(GOAL OF THE EXERCISE) Quote every line as written. Omit pictures.

(SUPPLIED MATERIAL)
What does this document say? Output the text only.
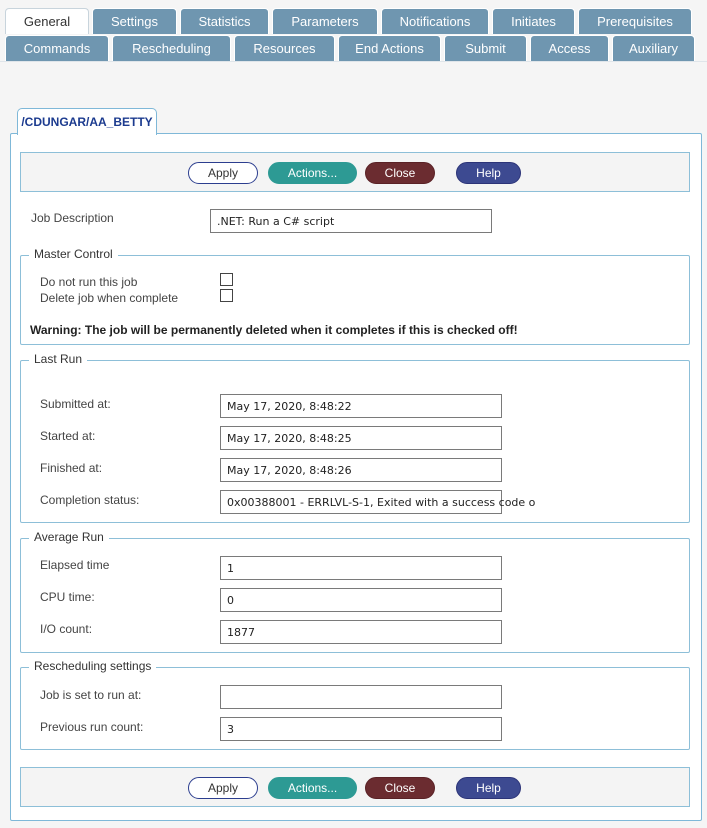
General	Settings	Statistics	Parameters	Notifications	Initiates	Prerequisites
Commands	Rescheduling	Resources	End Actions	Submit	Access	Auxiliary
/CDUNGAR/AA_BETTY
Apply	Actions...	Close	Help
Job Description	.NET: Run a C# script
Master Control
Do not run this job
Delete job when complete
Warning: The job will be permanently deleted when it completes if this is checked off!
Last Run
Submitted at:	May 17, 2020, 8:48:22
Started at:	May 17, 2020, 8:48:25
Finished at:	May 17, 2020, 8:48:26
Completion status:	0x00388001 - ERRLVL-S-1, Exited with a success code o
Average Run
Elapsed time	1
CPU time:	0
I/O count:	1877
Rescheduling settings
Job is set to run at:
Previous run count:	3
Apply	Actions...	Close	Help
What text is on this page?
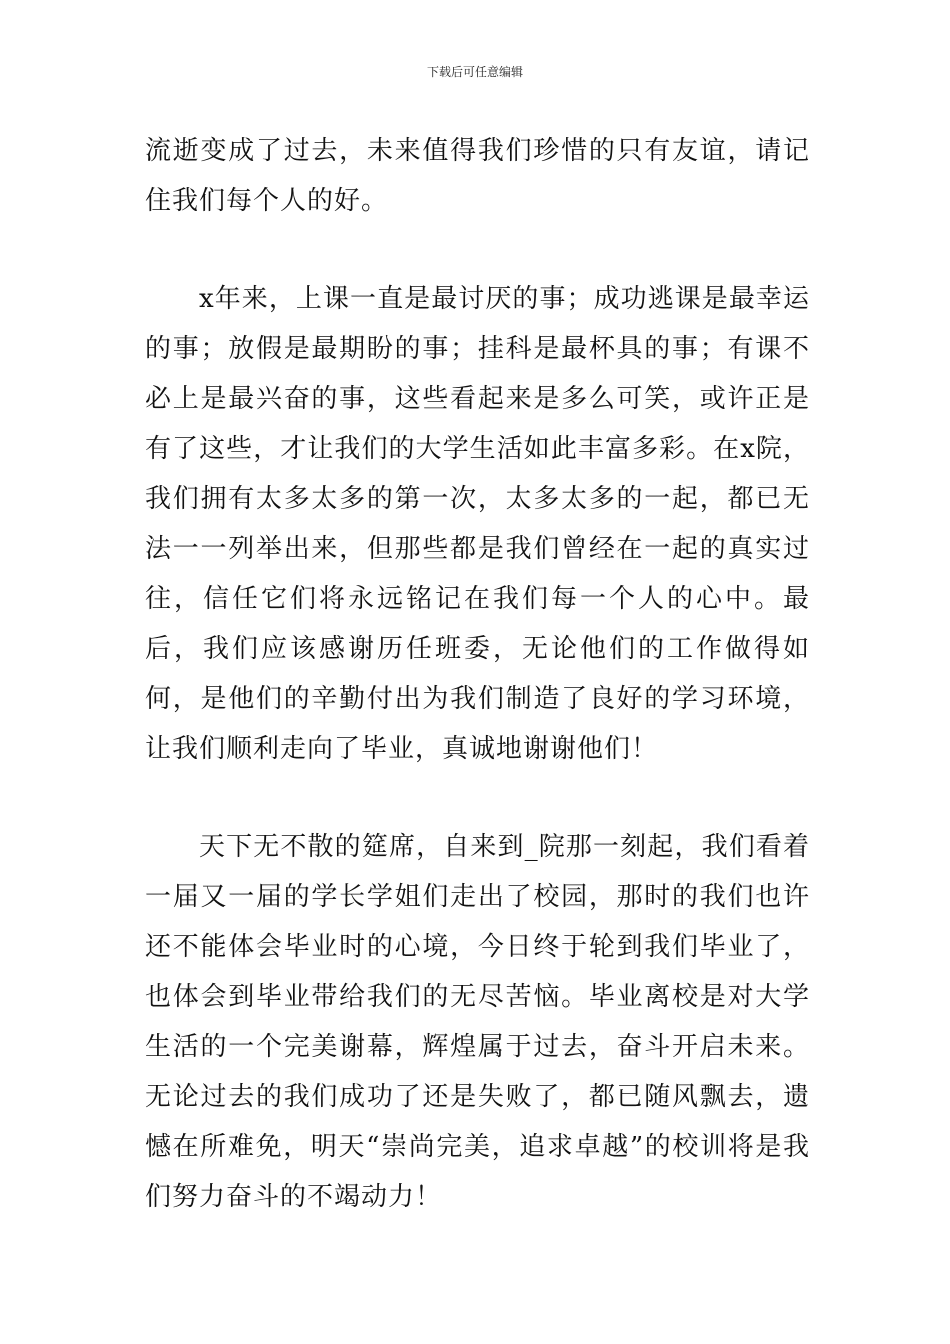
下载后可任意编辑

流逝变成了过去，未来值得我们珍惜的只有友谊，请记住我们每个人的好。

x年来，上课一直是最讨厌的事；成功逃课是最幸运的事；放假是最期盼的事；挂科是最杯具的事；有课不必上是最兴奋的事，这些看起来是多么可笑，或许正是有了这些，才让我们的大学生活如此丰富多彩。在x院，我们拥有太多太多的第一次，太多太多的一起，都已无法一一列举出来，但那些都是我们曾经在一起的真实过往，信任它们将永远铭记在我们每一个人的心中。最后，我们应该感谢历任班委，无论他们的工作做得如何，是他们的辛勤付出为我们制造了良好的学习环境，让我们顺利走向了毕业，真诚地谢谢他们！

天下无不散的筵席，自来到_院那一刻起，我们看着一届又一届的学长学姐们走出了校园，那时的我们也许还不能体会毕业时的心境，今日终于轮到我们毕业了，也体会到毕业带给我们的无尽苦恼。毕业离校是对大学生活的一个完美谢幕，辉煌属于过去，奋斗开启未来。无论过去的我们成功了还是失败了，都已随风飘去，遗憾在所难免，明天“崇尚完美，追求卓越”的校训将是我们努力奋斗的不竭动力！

(PROBLEM SOLUTION)
What does this document say? Output the text only.
General	Settings	Statistics	Parameters	Notifications	Initiates	Prerequisites
Commands	Rescheduling	Resources	End Actions	Submit	Access	Auxiliary
/CDUNGAR/AA_BETTY
Apply	Actions...	Close	Help
Job Description	.NET: Run a C# script
Master Control
Do not run this job
Delete job when complete
Warning: The job will be permanently deleted when it completes if this is checked off!
Last Run
Submitted at:	May 17, 2020, 8:48:22
Started at:	May 17, 2020, 8:48:25
Finished at:	May 17, 2020, 8:48:26
Completion status:	0x00388001 - ERRLVL-S-1, Exited with a success code o
Average Run
Elapsed time	1
CPU time:	0
I/O count:	1877
Rescheduling settings
Job is set to run at:
Previous run count:	3
Apply	Actions...	Close	Help
What text is on this page?
下载后可任意编辑

流逝变成了过去，未来值得我们珍惜的只有友谊，请记住我们每个人的好。

x年来，上课一直是最讨厌的事；成功逃课是最幸运的事；放假是最期盼的事；挂科是最杯具的事；有课不必上是最兴奋的事，这些看起来是多么可笑，或许正是有了这些，才让我们的大学生活如此丰富多彩。在x院，我们拥有太多太多的第一次，太多太多的一起，都已无法一一列举出来，但那些都是我们曾经在一起的真实过往，信任它们将永远铭记在我们每一个人的心中。最后，我们应该感谢历任班委，无论他们的工作做得如何，是他们的辛勤付出为我们制造了良好的学习环境，让我们顺利走向了毕业，真诚地谢谢他们！

天下无不散的筵席，自来到_院那一刻起，我们看着一届又一届的学长学姐们走出了校园，那时的我们也许还不能体会毕业时的心境，今日终于轮到我们毕业了，也体会到毕业带给我们的无尽苦恼。毕业离校是对大学生活的一个完美谢幕，辉煌属于过去，奋斗开启未来。无论过去的我们成功了还是失败了，都已随风飘去，遗憾在所难免，明天“崇尚完美，追求卓越”的校训将是我们努力奋斗的不竭动力！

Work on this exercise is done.